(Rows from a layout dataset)
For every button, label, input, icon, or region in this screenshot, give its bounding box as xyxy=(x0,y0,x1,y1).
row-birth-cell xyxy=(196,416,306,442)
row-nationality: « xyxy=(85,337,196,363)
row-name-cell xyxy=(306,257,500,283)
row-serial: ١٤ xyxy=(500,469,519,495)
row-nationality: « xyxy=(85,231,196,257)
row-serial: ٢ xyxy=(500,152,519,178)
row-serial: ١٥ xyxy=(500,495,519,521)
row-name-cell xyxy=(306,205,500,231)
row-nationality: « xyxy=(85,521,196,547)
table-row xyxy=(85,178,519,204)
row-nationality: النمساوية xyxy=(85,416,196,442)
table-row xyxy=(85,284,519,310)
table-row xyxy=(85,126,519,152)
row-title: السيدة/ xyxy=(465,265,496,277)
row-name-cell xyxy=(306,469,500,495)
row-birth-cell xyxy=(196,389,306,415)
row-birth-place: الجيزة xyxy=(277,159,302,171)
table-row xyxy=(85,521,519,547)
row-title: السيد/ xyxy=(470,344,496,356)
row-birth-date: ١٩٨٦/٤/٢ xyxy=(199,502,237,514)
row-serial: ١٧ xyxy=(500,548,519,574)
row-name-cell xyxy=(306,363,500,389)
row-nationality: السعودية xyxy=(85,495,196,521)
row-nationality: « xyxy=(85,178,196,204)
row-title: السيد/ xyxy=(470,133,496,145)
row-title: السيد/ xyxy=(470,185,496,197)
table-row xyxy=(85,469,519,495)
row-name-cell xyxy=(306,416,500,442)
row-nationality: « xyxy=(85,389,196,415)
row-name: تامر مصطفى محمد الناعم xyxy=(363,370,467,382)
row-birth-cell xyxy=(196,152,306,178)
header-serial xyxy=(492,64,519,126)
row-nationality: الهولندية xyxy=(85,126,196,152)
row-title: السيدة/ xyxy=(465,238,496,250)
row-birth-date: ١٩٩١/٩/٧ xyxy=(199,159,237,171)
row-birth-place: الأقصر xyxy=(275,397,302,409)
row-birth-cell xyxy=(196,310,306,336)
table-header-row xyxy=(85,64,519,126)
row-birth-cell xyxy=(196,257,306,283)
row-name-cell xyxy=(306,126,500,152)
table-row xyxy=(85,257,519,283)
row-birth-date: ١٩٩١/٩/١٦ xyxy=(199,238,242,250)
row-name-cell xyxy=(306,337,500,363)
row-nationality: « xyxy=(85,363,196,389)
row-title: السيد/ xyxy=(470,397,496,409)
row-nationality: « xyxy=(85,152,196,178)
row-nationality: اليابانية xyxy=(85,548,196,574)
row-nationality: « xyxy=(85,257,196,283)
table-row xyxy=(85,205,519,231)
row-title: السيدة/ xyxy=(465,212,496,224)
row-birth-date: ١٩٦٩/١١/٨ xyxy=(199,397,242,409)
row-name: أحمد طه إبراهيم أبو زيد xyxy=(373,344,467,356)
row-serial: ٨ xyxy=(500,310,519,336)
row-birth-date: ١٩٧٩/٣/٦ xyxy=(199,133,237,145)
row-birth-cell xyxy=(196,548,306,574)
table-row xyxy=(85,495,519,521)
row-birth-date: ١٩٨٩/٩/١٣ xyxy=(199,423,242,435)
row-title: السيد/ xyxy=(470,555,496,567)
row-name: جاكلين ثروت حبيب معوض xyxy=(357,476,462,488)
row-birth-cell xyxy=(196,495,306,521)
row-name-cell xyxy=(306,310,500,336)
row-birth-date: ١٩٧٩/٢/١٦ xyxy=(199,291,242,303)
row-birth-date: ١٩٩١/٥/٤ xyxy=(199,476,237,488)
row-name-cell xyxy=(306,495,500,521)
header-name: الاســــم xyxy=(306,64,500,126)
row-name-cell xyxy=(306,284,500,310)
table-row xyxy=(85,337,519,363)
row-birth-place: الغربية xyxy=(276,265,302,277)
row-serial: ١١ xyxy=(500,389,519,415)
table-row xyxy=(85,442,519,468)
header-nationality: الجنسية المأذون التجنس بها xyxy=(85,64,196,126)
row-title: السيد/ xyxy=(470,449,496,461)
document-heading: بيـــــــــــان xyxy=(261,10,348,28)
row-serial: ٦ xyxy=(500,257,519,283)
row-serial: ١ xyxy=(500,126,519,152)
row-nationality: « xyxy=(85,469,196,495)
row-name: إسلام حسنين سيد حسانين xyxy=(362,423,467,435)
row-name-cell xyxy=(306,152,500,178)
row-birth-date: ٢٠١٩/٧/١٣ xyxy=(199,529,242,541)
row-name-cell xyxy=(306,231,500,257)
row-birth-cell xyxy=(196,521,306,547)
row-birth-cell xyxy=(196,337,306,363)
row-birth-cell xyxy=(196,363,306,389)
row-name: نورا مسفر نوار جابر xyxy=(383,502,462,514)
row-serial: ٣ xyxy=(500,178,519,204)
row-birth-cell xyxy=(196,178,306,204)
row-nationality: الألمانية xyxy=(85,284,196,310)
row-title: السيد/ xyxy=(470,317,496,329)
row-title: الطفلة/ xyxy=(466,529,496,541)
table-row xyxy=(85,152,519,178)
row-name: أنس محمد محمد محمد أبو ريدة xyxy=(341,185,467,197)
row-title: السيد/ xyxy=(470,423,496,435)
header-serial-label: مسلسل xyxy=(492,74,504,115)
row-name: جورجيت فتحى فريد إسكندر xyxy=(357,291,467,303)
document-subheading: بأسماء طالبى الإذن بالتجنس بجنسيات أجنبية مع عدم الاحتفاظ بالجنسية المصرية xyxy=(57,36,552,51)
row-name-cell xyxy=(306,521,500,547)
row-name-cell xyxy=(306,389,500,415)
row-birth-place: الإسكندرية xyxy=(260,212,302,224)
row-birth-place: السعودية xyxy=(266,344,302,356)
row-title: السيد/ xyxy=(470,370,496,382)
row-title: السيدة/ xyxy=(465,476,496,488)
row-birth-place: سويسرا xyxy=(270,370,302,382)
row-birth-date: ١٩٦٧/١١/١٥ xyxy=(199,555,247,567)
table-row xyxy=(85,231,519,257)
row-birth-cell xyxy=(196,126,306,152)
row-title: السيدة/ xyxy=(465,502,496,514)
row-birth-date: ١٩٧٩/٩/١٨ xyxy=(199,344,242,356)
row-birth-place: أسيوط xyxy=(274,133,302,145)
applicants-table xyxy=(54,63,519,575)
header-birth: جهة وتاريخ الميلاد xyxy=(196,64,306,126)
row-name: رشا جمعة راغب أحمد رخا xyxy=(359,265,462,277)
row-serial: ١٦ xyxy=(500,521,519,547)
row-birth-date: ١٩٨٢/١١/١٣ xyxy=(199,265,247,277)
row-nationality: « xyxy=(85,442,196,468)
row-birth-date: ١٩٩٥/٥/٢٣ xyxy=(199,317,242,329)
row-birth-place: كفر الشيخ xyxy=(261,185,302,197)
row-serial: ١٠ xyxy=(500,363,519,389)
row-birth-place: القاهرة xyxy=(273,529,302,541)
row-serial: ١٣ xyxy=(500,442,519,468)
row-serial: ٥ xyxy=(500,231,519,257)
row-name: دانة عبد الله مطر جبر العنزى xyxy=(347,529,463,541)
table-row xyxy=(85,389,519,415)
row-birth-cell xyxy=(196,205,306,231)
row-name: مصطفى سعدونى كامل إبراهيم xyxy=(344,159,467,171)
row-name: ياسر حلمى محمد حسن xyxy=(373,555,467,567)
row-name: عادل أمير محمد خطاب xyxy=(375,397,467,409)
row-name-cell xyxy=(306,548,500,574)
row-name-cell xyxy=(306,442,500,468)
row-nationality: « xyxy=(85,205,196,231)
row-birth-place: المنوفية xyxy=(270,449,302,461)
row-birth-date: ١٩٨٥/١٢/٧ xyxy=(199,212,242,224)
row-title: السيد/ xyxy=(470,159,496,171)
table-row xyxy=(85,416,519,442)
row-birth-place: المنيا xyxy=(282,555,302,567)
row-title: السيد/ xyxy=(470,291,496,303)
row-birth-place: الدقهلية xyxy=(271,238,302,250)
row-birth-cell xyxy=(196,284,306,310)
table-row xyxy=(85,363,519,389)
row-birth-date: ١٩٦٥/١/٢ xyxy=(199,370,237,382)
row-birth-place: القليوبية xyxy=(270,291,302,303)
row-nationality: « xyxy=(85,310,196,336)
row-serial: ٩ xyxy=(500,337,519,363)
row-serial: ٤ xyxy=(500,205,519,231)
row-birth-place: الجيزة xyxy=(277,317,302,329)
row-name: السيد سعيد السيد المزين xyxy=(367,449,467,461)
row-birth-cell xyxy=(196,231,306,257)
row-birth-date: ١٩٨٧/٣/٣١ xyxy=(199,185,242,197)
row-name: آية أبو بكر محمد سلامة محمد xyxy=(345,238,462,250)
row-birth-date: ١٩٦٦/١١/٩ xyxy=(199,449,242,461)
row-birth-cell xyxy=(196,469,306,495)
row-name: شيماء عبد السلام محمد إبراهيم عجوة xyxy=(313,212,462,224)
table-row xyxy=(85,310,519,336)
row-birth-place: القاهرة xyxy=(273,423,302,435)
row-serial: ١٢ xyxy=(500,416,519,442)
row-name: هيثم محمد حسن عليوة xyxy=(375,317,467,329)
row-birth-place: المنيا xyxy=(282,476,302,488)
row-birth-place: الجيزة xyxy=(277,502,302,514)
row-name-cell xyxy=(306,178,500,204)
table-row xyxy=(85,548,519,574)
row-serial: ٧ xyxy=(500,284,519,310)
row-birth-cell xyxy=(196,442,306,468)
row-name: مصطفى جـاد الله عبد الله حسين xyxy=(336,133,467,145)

§ AIM: Could you retype the data from its first line through the line containing "row-name-cell xyxy=(306,257,500,283)", including both of those lines?

§ CORRECT ANSWER:
For every button, label, input, icon, or region in this screenshot, give its bounding box as xyxy=(x0,y0,x1,y1).
row-birth-cell xyxy=(196,416,306,442)
row-nationality: « xyxy=(85,337,196,363)
row-name-cell xyxy=(306,257,500,283)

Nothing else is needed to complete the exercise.